*** DATA SHOWN

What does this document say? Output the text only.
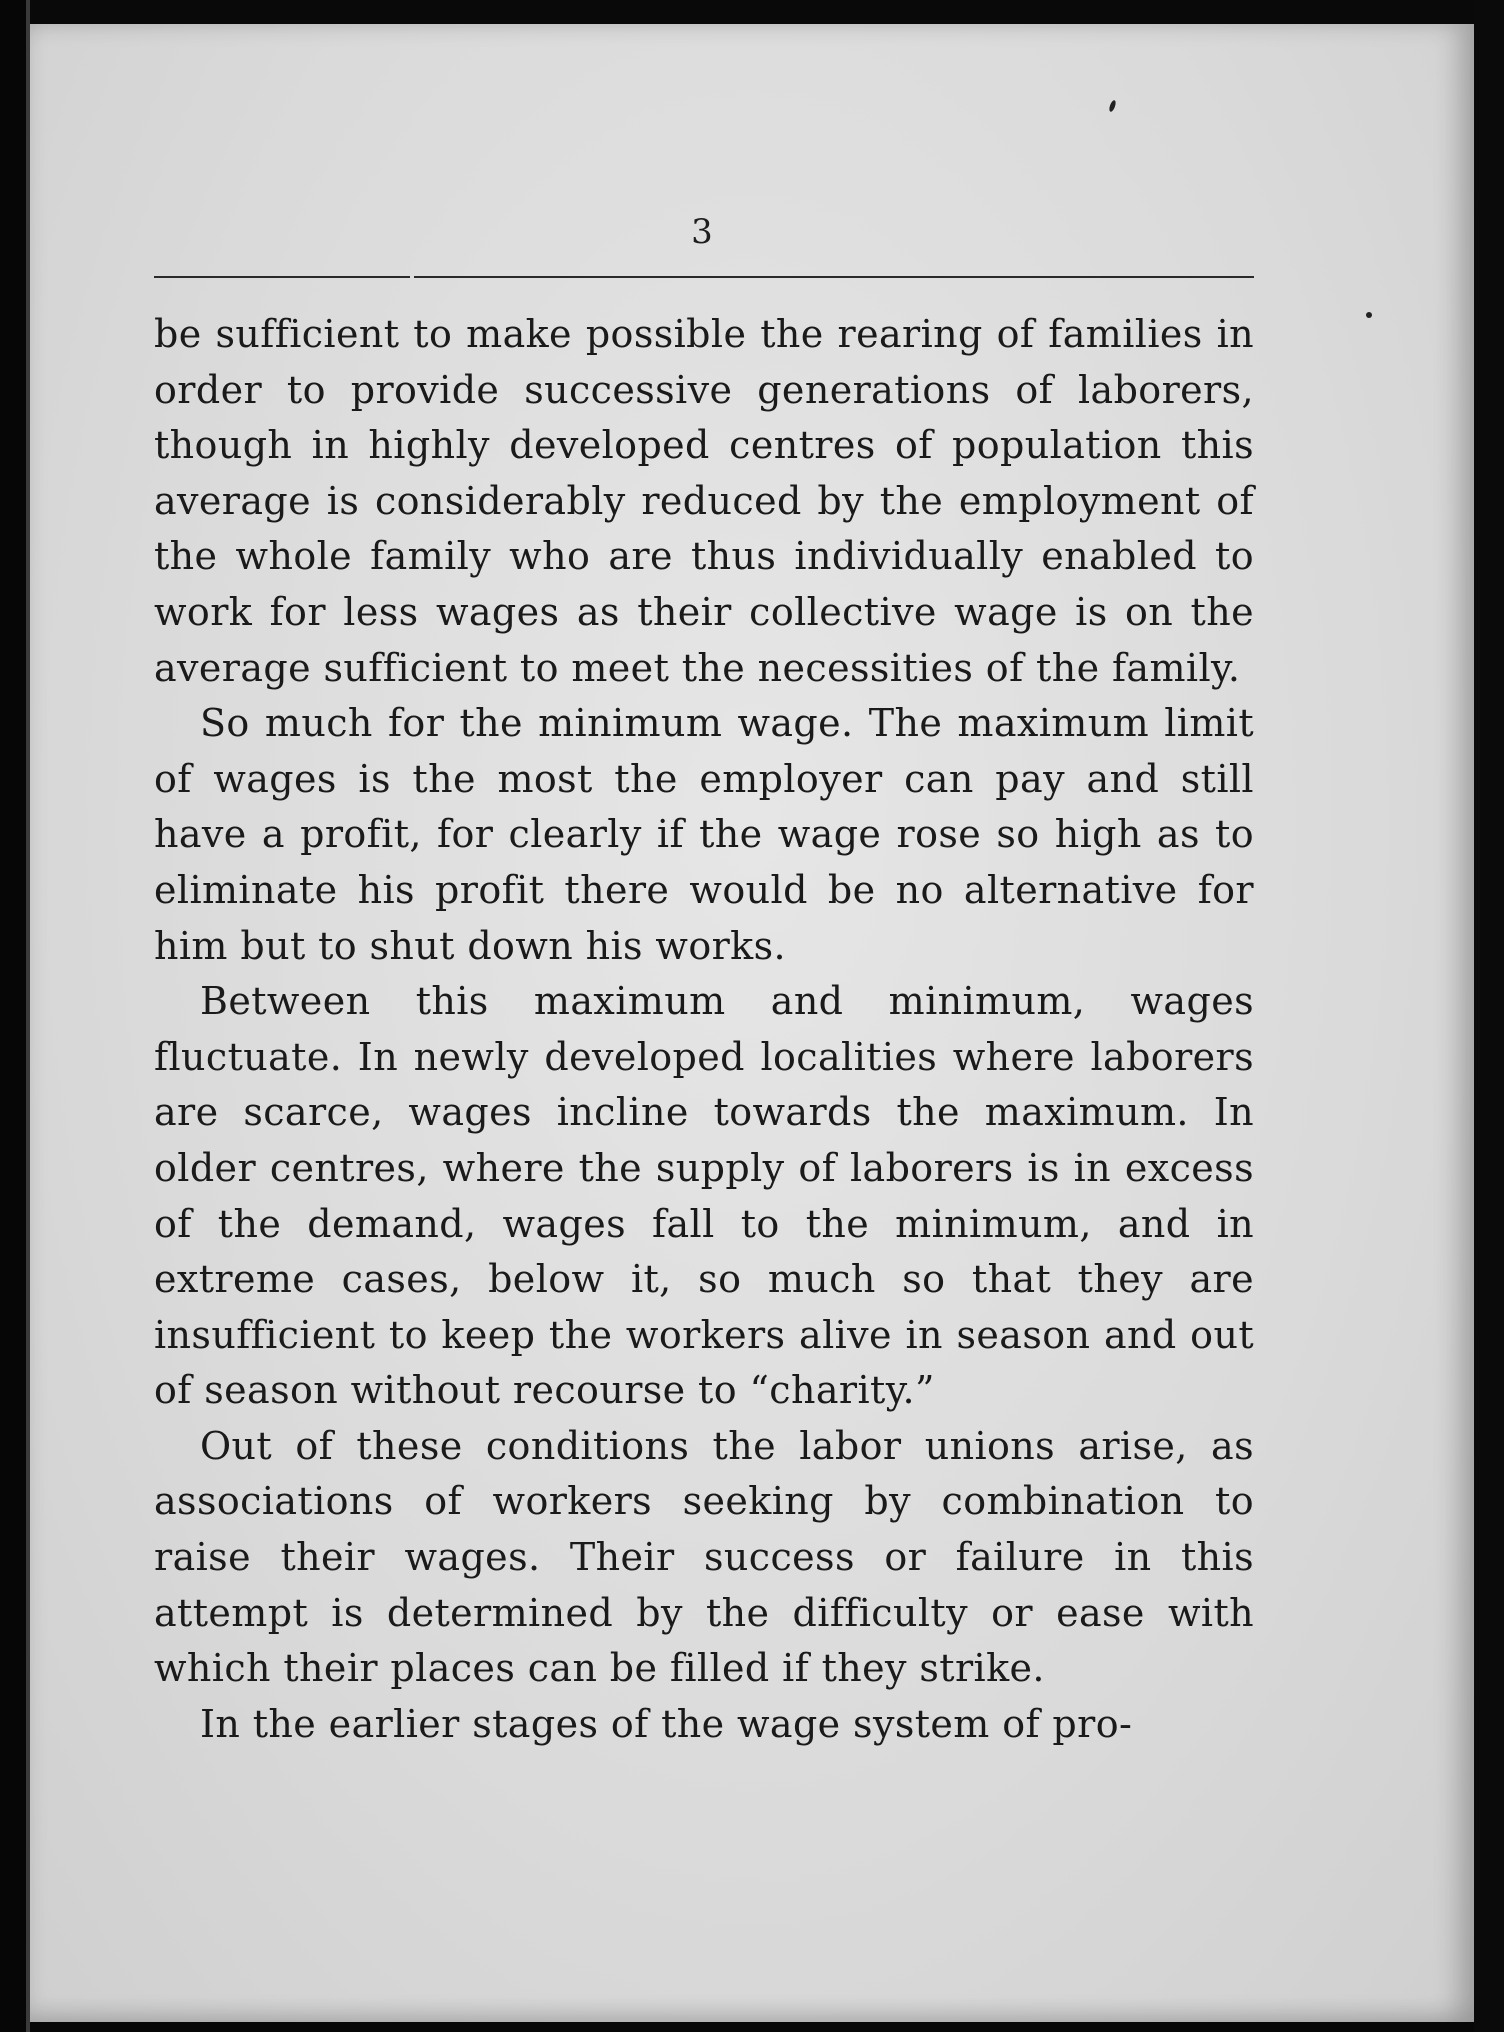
3

be sufficient to make possible the rearing of families in order to provide successive generations of laborers, though in highly developed centres of population this average is considerably reduced by the employment of the whole family who are thus individually enabled to work for less wages as their collective wage is on the average sufficient to meet the necessities of the family.

So much for the minimum wage. The maximum limit of wages is the most the employer can pay and still have a profit, for clearly if the wage rose so high as to eliminate his profit there would be no alternative for him but to shut down his works.

Between this maximum and minimum, wages fluctuate. In newly developed localities where laborers are scarce, wages incline towards the maximum. In older centres, where the supply of laborers is in excess of the demand, wages fall to the minimum, and in extreme cases, below it, so much so that they are insufficient to keep the workers alive in season and out of season without recourse to “charity.”

Out of these conditions the labor unions arise, as associations of workers seeking by combination to raise their wages. Their success or failure in this attempt is determined by the difficulty or ease with which their places can be filled if they strike.

In the earlier stages of the wage system of pro-
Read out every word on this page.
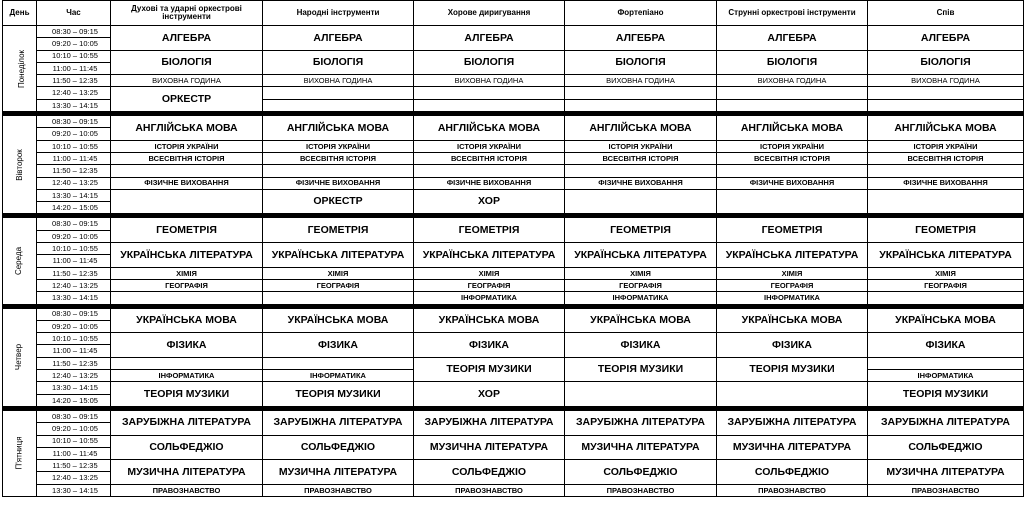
День	Час	Духові та ударні оркестрові інструменти	Народні інструменти	Хорове диригування	Фортепіано	Струнні оркестрові інструменти	Спів
Понеділок	08:30 – 09:15	АЛГЕБРА	АЛГЕБРА	АЛГЕБРА	АЛГЕБРА	АЛГЕБРА	АЛГЕБРА
	09:20 – 10:05						
	10:10 – 10:55	БІОЛОГІЯ	БІОЛОГІЯ	БІОЛОГІЯ	БІОЛОГІЯ	БІОЛОГІЯ	БІОЛОГІЯ
	11:00 – 11:45						
	11:50 – 12:35	ВИХОВНА ГОДИНА	ВИХОВНА ГОДИНА	ВИХОВНА ГОДИНА	ВИХОВНА ГОДИНА	ВИХОВНА ГОДИНА	ВИХОВНА ГОДИНА
	12:40 – 13:25	ОРКЕСТР					
	13:30 – 14:15						

Вівторок	08:30 – 09:15	АНГЛІЙСЬКА МОВА	АНГЛІЙСЬКА МОВА	АНГЛІЙСЬКА МОВА	АНГЛІЙСЬКА МОВА	АНГЛІЙСЬКА МОВА	АНГЛІЙСЬКА МОВА
	09:20 – 10:05						
	10:10 – 10:55	ІСТОРІЯ УКРАЇНИ	ІСТОРІЯ УКРАЇНИ	ІСТОРІЯ УКРАЇНИ	ІСТОРІЯ УКРАЇНИ	ІСТОРІЯ УКРАЇНИ	ІСТОРІЯ УКРАЇНИ
	11:00 – 11:45	ВСЕСВІТНЯ ІСТОРІЯ	ВСЕСВІТНЯ ІСТОРІЯ	ВСЕСВІТНЯ ІСТОРІЯ	ВСЕСВІТНЯ ІСТОРІЯ	ВСЕСВІТНЯ ІСТОРІЯ	ВСЕСВІТНЯ ІСТОРІЯ
	11:50 – 12:35						
	12:40 – 13:25	ФІЗИЧНЕ ВИХОВАННЯ	ФІЗИЧНЕ ВИХОВАННЯ	ФІЗИЧНЕ ВИХОВАННЯ	ФІЗИЧНЕ ВИХОВАННЯ	ФІЗИЧНЕ ВИХОВАННЯ	ФІЗИЧНЕ ВИХОВАННЯ
	13:30 – 14:15		ОРКЕСТР	ХОР			
	14:20 – 15:05						

Середа	08:30 – 09:15	ГЕОМЕТРІЯ	ГЕОМЕТРІЯ	ГЕОМЕТРІЯ	ГЕОМЕТРІЯ	ГЕОМЕТРІЯ	ГЕОМЕТРІЯ
	09:20 – 10:05						
	10:10 – 10:55	УКРАЇНСЬКА ЛІТЕРАТУРА	УКРАЇНСЬКА ЛІТЕРАТУРА	УКРАЇНСЬКА ЛІТЕРАТУРА	УКРАЇНСЬКА ЛІТЕРАТУРА	УКРАЇНСЬКА ЛІТЕРАТУРА	УКРАЇНСЬКА ЛІТЕРАТУРА
	11:00 – 11:45						
	11:50 – 12:35	ХІМІЯ	ХІМІЯ	ХІМІЯ	ХІМІЯ	ХІМІЯ	ХІМІЯ
	12:40 – 13:25	ГЕОГРАФІЯ	ГЕОГРАФІЯ	ГЕОГРАФІЯ	ГЕОГРАФІЯ	ГЕОГРАФІЯ	ГЕОГРАФІЯ
	13:30 – 14:15			ІНФОРМАТИКА	ІНФОРМАТИКА	ІНФОРМАТИКА	

Четвер	08:30 – 09:15	УКРАЇНСЬКА МОВА	УКРАЇНСЬКА МОВА	УКРАЇНСЬКА МОВА	УКРАЇНСЬКА МОВА	УКРАЇНСЬКА МОВА	УКРАЇНСЬКА МОВА
	09:20 – 10:05						
	10:10 – 10:55	ФІЗИКА	ФІЗИКА	ФІЗИКА	ФІЗИКА	ФІЗИКА	ФІЗИКА
	11:00 – 11:45						
	11:50 – 12:35			ТЕОРІЯ МУЗИКИ	ТЕОРІЯ МУЗИКИ	ТЕОРІЯ МУЗИКИ	
	12:40 – 13:25	ІНФОРМАТИКА	ІНФОРМАТИКА				ІНФОРМАТИКА
	13:30 – 14:15	ТЕОРІЯ МУЗИКИ	ТЕОРІЯ МУЗИКИ	ХОР			ТЕОРІЯ МУЗИКИ
	14:20 – 15:05						

П'ятниця	08:30 – 09:15	ЗАРУБІЖНА ЛІТЕРАТУРА	ЗАРУБІЖНА ЛІТЕРАТУРА	ЗАРУБІЖНА ЛІТЕРАТУРА	ЗАРУБІЖНА ЛІТЕРАТУРА	ЗАРУБІЖНА ЛІТЕРАТУРА	ЗАРУБІЖНА ЛІТЕРАТУРА
	09:20 – 10:05						
	10:10 – 10:55	СОЛЬФЕДЖІО	СОЛЬФЕДЖІО	МУЗИЧНА ЛІТЕРАТУРА	МУЗИЧНА ЛІТЕРАТУРА	МУЗИЧНА ЛІТЕРАТУРА	СОЛЬФЕДЖІО
	11:00 – 11:45						
	11:50 – 12:35	МУЗИЧНА ЛІТЕРАТУРА	МУЗИЧНА ЛІТЕРАТУРА	СОЛЬФЕДЖІО	СОЛЬФЕДЖІО	СОЛЬФЕДЖІО	МУЗИЧНА ЛІТЕРАТУРА
	12:40 – 13:25						
	13:30 – 14:15	ПРАВОЗНАВСТВО	ПРАВОЗНАВСТВО	ПРАВОЗНАВСТВО	ПРАВОЗНАВСТВО	ПРАВОЗНАВСТВО	ПРАВОЗНАВСТВО
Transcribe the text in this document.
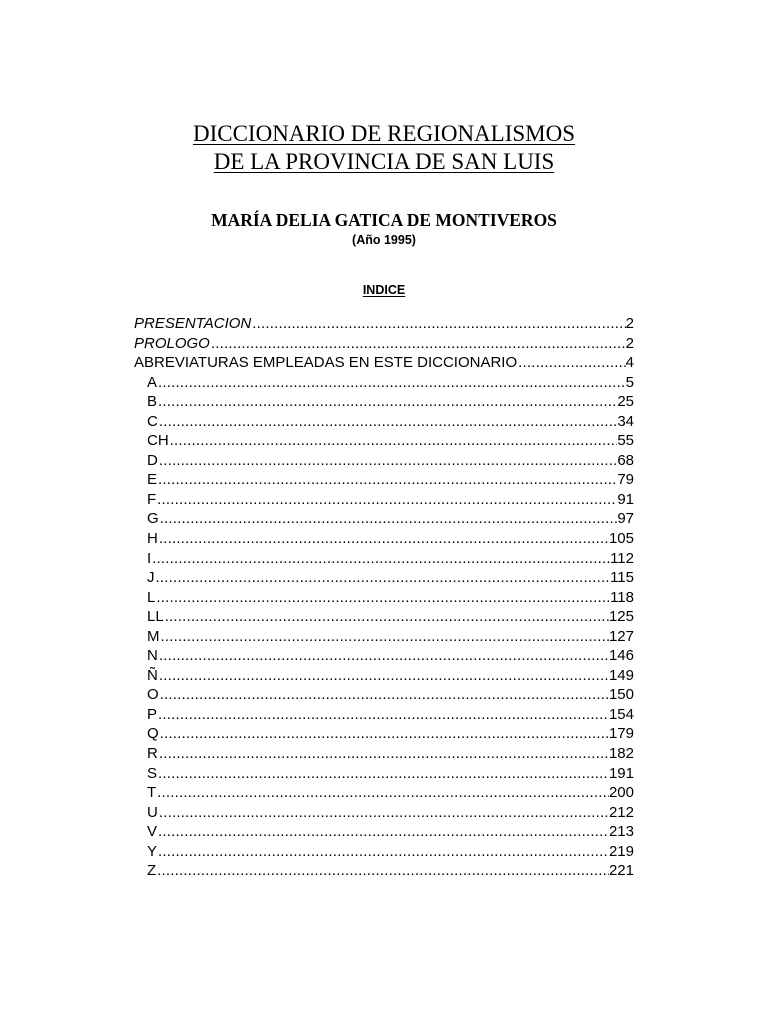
DICCIONARIO DE REGIONALISMOS
DE LA PROVINCIA DE SAN LUIS
MARÍA DELIA GATICA DE MONTIVEROS
(Año 1995)
INDICE
PRESENTACION .....	2
PROLOGO .....	2
ABREVIATURAS EMPLEADAS EN ESTE DICCIONARIO .....	4
A .....	5
B .....	25
C .....	34
CH .....	55
D .....	68
E .....	79
F .....	91
G .....	97
H .....	105
I .....	112
J .....	115
L .....	118
LL .....	125
M .....	127
N .....	146
Ñ .....	149
O .....	150
P .....	154
Q .....	179
R .....	182
S .....	191
T .....	200
U .....	212
V .....	213
Y .....	219
Z .....	221
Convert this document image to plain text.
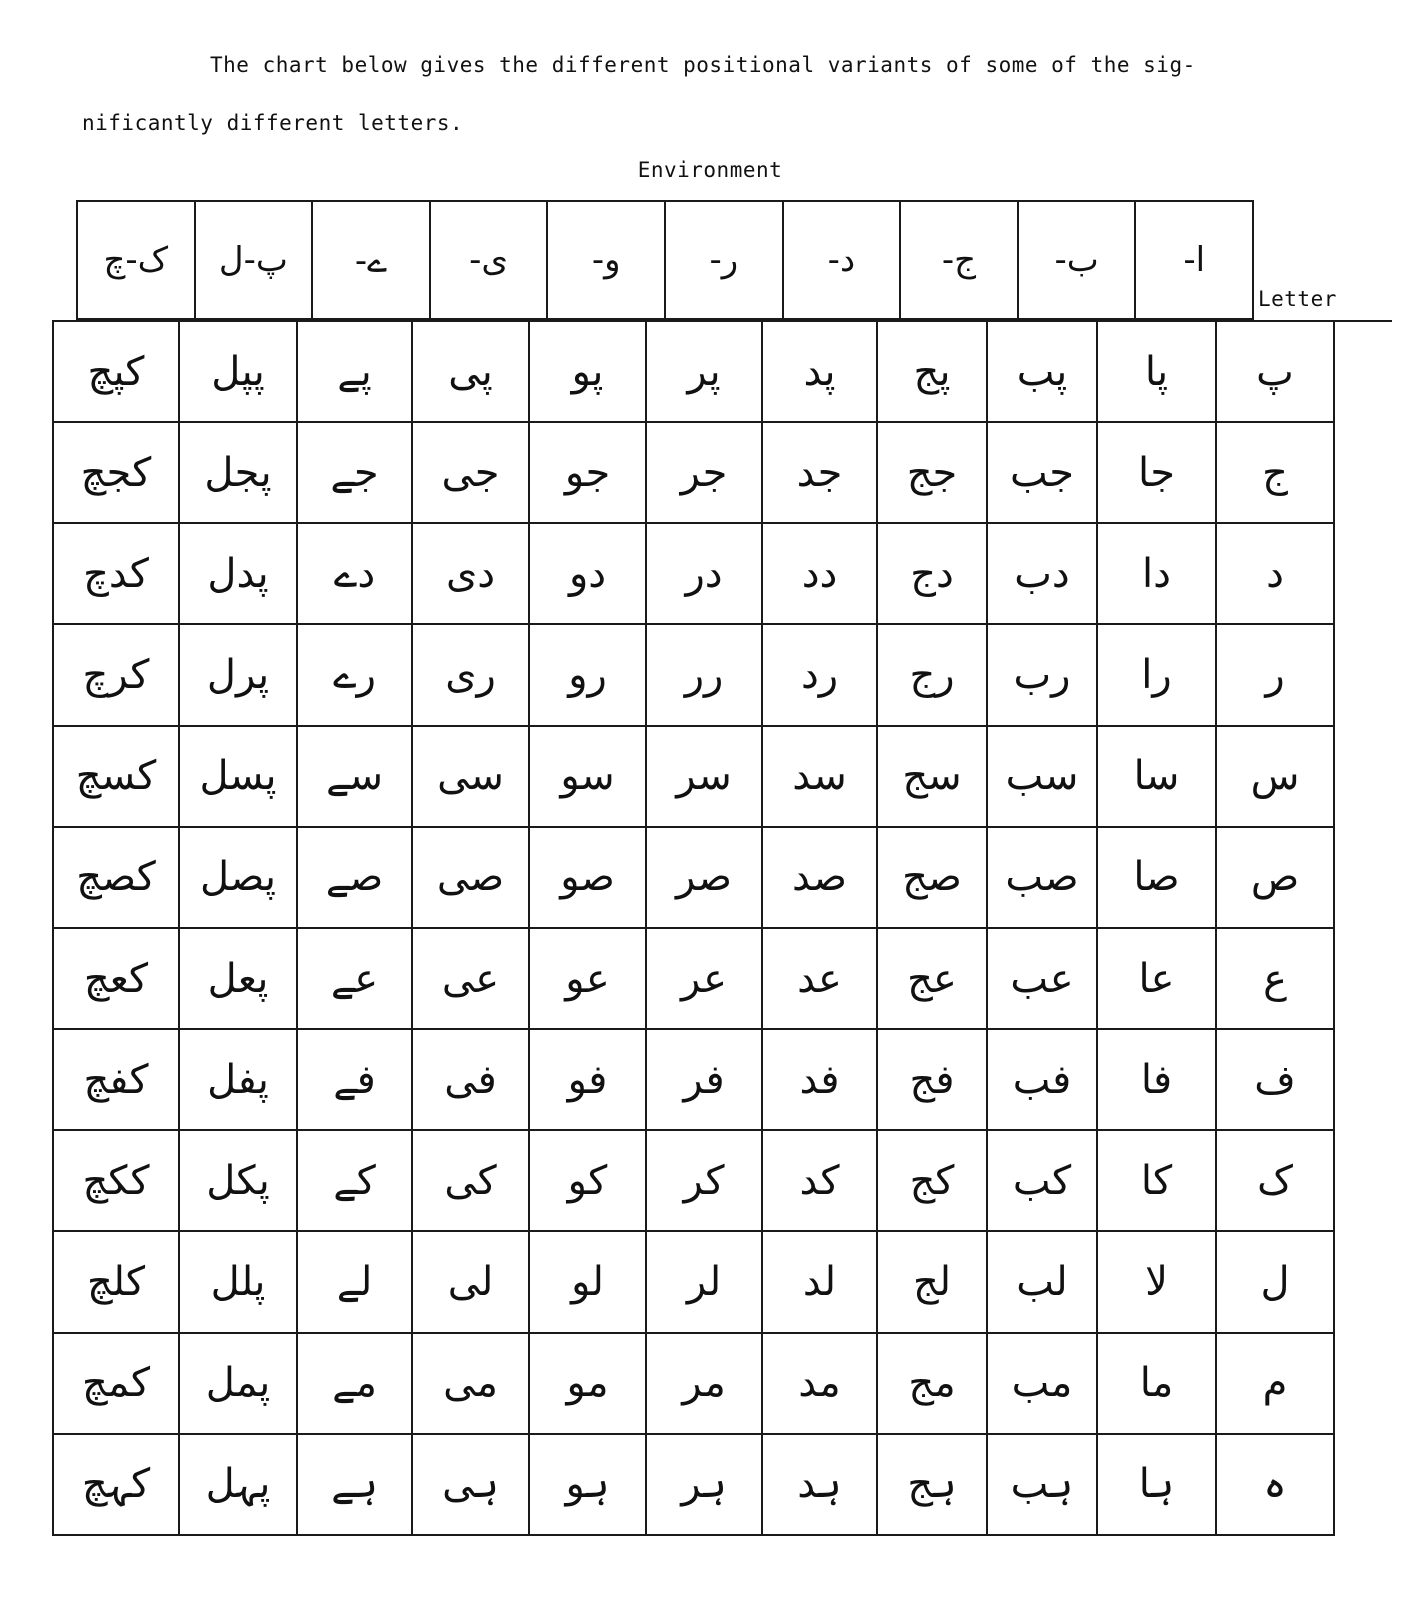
The chart below gives the different positional variants of some of the sig-
nificantly different letters.
Environment
Letter
ک-چ	پ-ل	-ے	-ی	-و	-ر	-د	-ج	-ب	-ا
کپچ	پپل	پے	پی	پو	پر	پد	پج	پب	پا	پ
کجچ	پجل	جے	جی	جو	جر	جد	جج	جب	جا	ج
کدچ	پدل	دے	دی	دو	در	دد	دج	دب	دا	د
کرچ	پرل	رے	ری	رو	رر	رد	رج	رب	را	ر
کسچ	پسل	سے	سی	سو	سر	سد	سج	سب	سا	س
کصچ	پصل	صے	صی	صو	صر	صد	صج	صب	صا	ص
کعچ	پعل	عے	عی	عو	عر	عد	عج	عب	عا	ع
کفچ	پفل	فے	فی	فو	فر	فد	فج	فب	فا	ف
ککچ	پکل	کے	کی	کو	کر	کد	کج	کب	کا	ک
کلچ	پلل	لے	لی	لو	لر	لد	لج	لب	لا	ل
کمچ	پمل	مے	می	مو	مر	مد	مج	مب	ما	م
کہچ	پہل	ہے	ہی	ہو	ہر	ہد	ہج	ہب	ہا	ہ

******

» **EXERCISE DIRECTIONS**
With the pictures left out, please output each line from the one containing "Transcribe the text in this document." through the end of the entries, exactly as it is.

» **CORRECT RESULT**
Transcribe the text in this document.
DICCIONARIO DE REGIONALISMOS
DE LA PROVINCIA DE SAN LUIS
MARÍA DELIA GATICA DE MONTIVEROS
(Año 1995)
INDICE
PRESENTACION .....	2
PROLOGO .....	2
ABREVIATURAS EMPLEADAS EN ESTE DICCIONARIO .....	4
A .....	5
B .....	25
C .....	34
CH .....	55
D .....	68
E .....	79
F .....	91
G .....	97
H .....	105
I .....	112
J .....	115
L .....	118
LL .....	125
M .....	127
N .....	146
Ñ .....	149
O .....	150
P .....	154
Q .....	179
R .....	182
S .....	191
T .....	200
U .....	212
V .....	213
Y .....	219
Z .....	221
Convert this document image to plain text.
The chart below gives the different positional variants of some of the sig-
nificantly different letters.
Environment
Letter
ک-چ	پ-ل	-ے	-ی	-و	-ر	-د	-ج	-ب	-ا
کپچ	پپل	پے	پی	پو	پر	پد	پج	پب	پا	پ
کجچ	پجل	جے	جی	جو	جر	جد	جج	جب	جا	ج
کدچ	پدل	دے	دی	دو	در	دد	دج	دب	دا	د
کرچ	پرل	رے	ری	رو	رر	رد	رج	رب	را	ر
کسچ	پسل	سے	سی	سو	سر	سد	سج	سب	سا	س
کصچ	پصل	صے	صی	صو	صر	صد	صج	صب	صا	ص
کعچ	پعل	عے	عی	عو	عر	عد	عج	عب	عا	ع
کفچ	پفل	فے	فی	فو	فر	فد	فج	فب	فا	ف
ککچ	پکل	کے	کی	کو	کر	کد	کج	کب	کا	ک
کلچ	پلل	لے	لی	لو	لر	لد	لج	لب	لا	ل
کمچ	پمل	مے	می	مو	مر	مد	مج	مب	ما	م
کہچ	پہل	ہے	ہی	ہو	ہر	ہد	ہج	ہب	ہا	ہ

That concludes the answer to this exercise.